• _EXERCISE INSTRUCTIONS_
Reproduce each record below exactly as written.

(Records about charts and figures)

[start]

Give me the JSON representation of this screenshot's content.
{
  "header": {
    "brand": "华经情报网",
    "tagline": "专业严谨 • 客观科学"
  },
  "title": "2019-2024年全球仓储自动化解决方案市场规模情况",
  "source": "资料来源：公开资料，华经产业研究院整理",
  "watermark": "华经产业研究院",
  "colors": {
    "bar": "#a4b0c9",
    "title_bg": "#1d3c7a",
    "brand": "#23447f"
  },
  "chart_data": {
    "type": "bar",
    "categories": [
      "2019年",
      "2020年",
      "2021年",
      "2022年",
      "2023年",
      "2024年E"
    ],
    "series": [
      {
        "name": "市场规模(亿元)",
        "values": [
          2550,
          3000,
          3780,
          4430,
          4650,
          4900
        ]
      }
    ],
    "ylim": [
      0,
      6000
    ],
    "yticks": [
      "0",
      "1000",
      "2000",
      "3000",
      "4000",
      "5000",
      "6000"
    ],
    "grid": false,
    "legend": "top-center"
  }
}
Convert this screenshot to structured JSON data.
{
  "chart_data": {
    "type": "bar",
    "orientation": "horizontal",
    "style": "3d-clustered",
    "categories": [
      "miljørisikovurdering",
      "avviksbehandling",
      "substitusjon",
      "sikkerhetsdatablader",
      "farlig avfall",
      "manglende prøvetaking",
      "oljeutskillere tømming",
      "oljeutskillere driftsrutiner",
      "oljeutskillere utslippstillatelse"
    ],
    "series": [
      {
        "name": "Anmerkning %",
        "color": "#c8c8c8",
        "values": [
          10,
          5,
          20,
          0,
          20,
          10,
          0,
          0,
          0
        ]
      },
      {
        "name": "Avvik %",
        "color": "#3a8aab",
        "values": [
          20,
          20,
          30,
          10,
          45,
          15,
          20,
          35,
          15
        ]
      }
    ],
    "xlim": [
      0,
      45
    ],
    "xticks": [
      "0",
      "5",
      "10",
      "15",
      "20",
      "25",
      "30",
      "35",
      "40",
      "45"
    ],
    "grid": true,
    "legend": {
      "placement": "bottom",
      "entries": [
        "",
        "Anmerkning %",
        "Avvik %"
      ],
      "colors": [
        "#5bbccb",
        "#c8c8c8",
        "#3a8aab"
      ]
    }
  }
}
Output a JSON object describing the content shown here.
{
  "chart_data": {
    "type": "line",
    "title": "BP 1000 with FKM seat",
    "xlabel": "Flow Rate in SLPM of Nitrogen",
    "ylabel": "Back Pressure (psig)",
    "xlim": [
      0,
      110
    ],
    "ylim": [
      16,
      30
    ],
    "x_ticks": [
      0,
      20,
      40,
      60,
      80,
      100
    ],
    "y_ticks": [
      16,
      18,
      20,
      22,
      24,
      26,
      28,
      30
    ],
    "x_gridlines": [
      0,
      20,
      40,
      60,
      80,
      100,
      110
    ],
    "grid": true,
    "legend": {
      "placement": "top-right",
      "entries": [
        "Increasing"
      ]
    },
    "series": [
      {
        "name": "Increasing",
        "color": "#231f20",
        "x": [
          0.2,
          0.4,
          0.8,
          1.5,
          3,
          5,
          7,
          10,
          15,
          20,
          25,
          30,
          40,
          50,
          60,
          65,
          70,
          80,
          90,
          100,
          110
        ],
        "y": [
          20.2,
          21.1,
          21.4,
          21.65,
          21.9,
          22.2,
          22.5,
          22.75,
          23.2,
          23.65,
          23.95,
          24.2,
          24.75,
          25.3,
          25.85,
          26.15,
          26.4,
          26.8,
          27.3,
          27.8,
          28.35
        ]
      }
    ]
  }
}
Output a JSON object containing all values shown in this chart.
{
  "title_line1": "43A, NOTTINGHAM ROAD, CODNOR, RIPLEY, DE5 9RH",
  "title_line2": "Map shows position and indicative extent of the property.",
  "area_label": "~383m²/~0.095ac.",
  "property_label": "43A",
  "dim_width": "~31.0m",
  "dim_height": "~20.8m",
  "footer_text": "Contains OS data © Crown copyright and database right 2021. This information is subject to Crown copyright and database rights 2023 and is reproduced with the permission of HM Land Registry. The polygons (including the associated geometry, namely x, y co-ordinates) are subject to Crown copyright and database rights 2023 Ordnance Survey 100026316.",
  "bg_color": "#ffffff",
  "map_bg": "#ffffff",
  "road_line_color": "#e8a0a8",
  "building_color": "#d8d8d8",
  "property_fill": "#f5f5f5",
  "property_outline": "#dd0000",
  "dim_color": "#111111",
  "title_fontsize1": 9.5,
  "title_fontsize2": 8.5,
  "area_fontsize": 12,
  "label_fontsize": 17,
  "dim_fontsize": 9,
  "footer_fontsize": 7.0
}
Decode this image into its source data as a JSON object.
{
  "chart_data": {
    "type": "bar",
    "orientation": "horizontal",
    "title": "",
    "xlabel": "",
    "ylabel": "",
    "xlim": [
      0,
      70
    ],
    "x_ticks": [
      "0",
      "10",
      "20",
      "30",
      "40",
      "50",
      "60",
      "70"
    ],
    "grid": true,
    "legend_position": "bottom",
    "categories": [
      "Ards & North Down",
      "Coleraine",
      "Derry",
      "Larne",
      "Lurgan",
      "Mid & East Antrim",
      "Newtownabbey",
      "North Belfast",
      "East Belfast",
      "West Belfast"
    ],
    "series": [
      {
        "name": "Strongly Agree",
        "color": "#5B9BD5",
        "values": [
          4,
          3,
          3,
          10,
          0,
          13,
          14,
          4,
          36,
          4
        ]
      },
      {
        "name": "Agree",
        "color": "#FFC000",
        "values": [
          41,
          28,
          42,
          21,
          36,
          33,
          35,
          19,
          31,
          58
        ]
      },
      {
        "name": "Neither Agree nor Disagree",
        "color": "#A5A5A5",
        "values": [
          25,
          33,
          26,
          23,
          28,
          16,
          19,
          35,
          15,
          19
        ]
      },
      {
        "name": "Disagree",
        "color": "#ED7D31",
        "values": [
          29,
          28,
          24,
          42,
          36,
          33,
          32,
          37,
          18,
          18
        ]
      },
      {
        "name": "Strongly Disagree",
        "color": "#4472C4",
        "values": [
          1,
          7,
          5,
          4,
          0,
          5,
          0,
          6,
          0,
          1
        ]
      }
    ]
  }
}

[end]

• _FULL RESPONSE_
Give me the JSON representation of this screenshot's content.
{
  "header": {
    "brand": "华经情报网",
    "tagline": "专业严谨 • 客观科学"
  },
  "title": "2019-2024年全球仓储自动化解决方案市场规模情况",
  "source": "资料来源：公开资料，华经产业研究院整理",
  "watermark": "华经产业研究院",
  "colors": {
    "bar": "#a4b0c9",
    "title_bg": "#1d3c7a",
    "brand": "#23447f"
  },
  "chart_data": {
    "type": "bar",
    "categories": [
      "2019年",
      "2020年",
      "2021年",
      "2022年",
      "2023年",
      "2024年E"
    ],
    "series": [
      {
        "name": "市场规模(亿元)",
        "values": [
          2550,
          3000,
          3780,
          4430,
          4650,
          4900
        ]
      }
    ],
    "ylim": [
      0,
      6000
    ],
    "yticks": [
      "0",
      "1000",
      "2000",
      "3000",
      "4000",
      "5000",
      "6000"
    ],
    "grid": false,
    "legend": "top-center"
  }
}
Convert this screenshot to structured JSON data.
{
  "chart_data": {
    "type": "bar",
    "orientation": "horizontal",
    "style": "3d-clustered",
    "categories": [
      "miljørisikovurdering",
      "avviksbehandling",
      "substitusjon",
      "sikkerhetsdatablader",
      "farlig avfall",
      "manglende prøvetaking",
      "oljeutskillere tømming",
      "oljeutskillere driftsrutiner",
      "oljeutskillere utslippstillatelse"
    ],
    "series": [
      {
        "name": "Anmerkning %",
        "color": "#c8c8c8",
        "values": [
          10,
          5,
          20,
          0,
          20,
          10,
          0,
          0,
          0
        ]
      },
      {
        "name": "Avvik %",
        "color": "#3a8aab",
        "values": [
          20,
          20,
          30,
          10,
          45,
          15,
          20,
          35,
          15
        ]
      }
    ],
    "xlim": [
      0,
      45
    ],
    "xticks": [
      "0",
      "5",
      "10",
      "15",
      "20",
      "25",
      "30",
      "35",
      "40",
      "45"
    ],
    "grid": true,
    "legend": {
      "placement": "bottom",
      "entries": [
        "",
        "Anmerkning %",
        "Avvik %"
      ],
      "colors": [
        "#5bbccb",
        "#c8c8c8",
        "#3a8aab"
      ]
    }
  }
}
Output a JSON object describing the content shown here.
{
  "chart_data": {
    "type": "line",
    "title": "BP 1000 with FKM seat",
    "xlabel": "Flow Rate in SLPM of Nitrogen",
    "ylabel": "Back Pressure (psig)",
    "xlim": [
      0,
      110
    ],
    "ylim": [
      16,
      30
    ],
    "x_ticks": [
      0,
      20,
      40,
      60,
      80,
      100
    ],
    "y_ticks": [
      16,
      18,
      20,
      22,
      24,
      26,
      28,
      30
    ],
    "x_gridlines": [
      0,
      20,
      40,
      60,
      80,
      100,
      110
    ],
    "grid": true,
    "legend": {
      "placement": "top-right",
      "entries": [
        "Increasing"
      ]
    },
    "series": [
      {
        "name": "Increasing",
        "color": "#231f20",
        "x": [
          0.2,
          0.4,
          0.8,
          1.5,
          3,
          5,
          7,
          10,
          15,
          20,
          25,
          30,
          40,
          50,
          60,
          65,
          70,
          80,
          90,
          100,
          110
        ],
        "y": [
          20.2,
          21.1,
          21.4,
          21.65,
          21.9,
          22.2,
          22.5,
          22.75,
          23.2,
          23.65,
          23.95,
          24.2,
          24.75,
          25.3,
          25.85,
          26.15,
          26.4,
          26.8,
          27.3,
          27.8,
          28.35
        ]
      }
    ]
  }
}
Output a JSON object containing all values shown in this chart.
{
  "title_line1": "43A, NOTTINGHAM ROAD, CODNOR, RIPLEY, DE5 9RH",
  "title_line2": "Map shows position and indicative extent of the property.",
  "area_label": "~383m²/~0.095ac.",
  "property_label": "43A",
  "dim_width": "~31.0m",
  "dim_height": "~20.8m",
  "footer_text": "Contains OS data © Crown copyright and database right 2021. This information is subject to Crown copyright and database rights 2023 and is reproduced with the permission of HM Land Registry. The polygons (including the associated geometry, namely x, y co-ordinates) are subject to Crown copyright and database rights 2023 Ordnance Survey 100026316.",
  "bg_color": "#ffffff",
  "map_bg": "#ffffff",
  "road_line_color": "#e8a0a8",
  "building_color": "#d8d8d8",
  "property_fill": "#f5f5f5",
  "property_outline": "#dd0000",
  "dim_color": "#111111",
  "title_fontsize1": 9.5,
  "title_fontsize2": 8.5,
  "area_fontsize": 12,
  "label_fontsize": 17,
  "dim_fontsize": 9,
  "footer_fontsize": 7.0
}
Decode this image into its source data as a JSON object.
{
  "chart_data": {
    "type": "bar",
    "orientation": "horizontal",
    "title": "",
    "xlabel": "",
    "ylabel": "",
    "xlim": [
      0,
      70
    ],
    "x_ticks": [
      "0",
      "10",
      "20",
      "30",
      "40",
      "50",
      "60",
      "70"
    ],
    "grid": true,
    "legend_position": "bottom",
    "categories": [
      "Ards & North Down",
      "Coleraine",
      "Derry",
      "Larne",
      "Lurgan",
      "Mid & East Antrim",
      "Newtownabbey",
      "North Belfast",
      "East Belfast",
      "West Belfast"
    ],
    "series": [
      {
        "name": "Strongly Agree",
        "color": "#5B9BD5",
        "values": [
          4,
          3,
          3,
          10,
          0,
          13,
          14,
          4,
          36,
          4
        ]
      },
      {
        "name": "Agree",
        "color": "#FFC000",
        "values": [
          41,
          28,
          42,
          21,
          36,
          33,
          35,
          19,
          31,
          58
        ]
      },
      {
        "name": "Neither Agree nor Disagree",
        "color": "#A5A5A5",
        "values": [
          25,
          33,
          26,
          23,
          28,
          16,
          19,
          35,
          15,
          19
        ]
      },
      {
        "name": "Disagree",
        "color": "#ED7D31",
        "values": [
          29,
          28,
          24,
          42,
          36,
          33,
          32,
          37,
          18,
          18
        ]
      },
      {
        "name": "Strongly Disagree",
        "color": "#4472C4",
        "values": [
          1,
          7,
          5,
          4,
          0,
          5,
          0,
          6,
          0,
          1
        ]
      }
    ]
  }
}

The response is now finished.